* _PROBLEM REQUIREMENTS_: Check every line of the entries below for the word "燃料电池汽车累计销量", and copy the ones that have it.

____ INPUT DATA

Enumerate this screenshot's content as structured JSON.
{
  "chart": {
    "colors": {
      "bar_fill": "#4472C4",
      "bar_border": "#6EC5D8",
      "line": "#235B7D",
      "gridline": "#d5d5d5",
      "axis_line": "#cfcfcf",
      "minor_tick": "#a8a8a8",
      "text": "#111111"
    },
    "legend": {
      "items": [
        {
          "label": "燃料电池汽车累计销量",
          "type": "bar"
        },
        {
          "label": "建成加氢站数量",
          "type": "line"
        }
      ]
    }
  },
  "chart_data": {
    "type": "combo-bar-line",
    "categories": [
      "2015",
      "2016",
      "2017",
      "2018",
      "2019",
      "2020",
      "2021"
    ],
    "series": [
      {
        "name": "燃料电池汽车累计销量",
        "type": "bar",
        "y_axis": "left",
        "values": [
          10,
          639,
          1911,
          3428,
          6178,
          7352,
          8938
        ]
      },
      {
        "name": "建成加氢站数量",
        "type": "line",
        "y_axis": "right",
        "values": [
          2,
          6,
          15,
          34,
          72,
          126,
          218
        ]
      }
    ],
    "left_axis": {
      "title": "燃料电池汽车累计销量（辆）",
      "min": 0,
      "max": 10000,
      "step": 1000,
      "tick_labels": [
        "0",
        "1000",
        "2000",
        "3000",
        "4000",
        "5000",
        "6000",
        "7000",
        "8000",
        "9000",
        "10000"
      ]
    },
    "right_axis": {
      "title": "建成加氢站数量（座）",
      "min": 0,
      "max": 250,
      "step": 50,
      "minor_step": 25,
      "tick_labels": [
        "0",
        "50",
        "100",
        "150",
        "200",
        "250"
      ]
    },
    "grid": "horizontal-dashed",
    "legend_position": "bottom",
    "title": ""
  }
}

________

* _REPLY TO THE TASK_:
          "label": "燃料电池汽车累计销量",
        "name": "燃料电池汽车累计销量",
      "title": "燃料电池汽车累计销量（辆）",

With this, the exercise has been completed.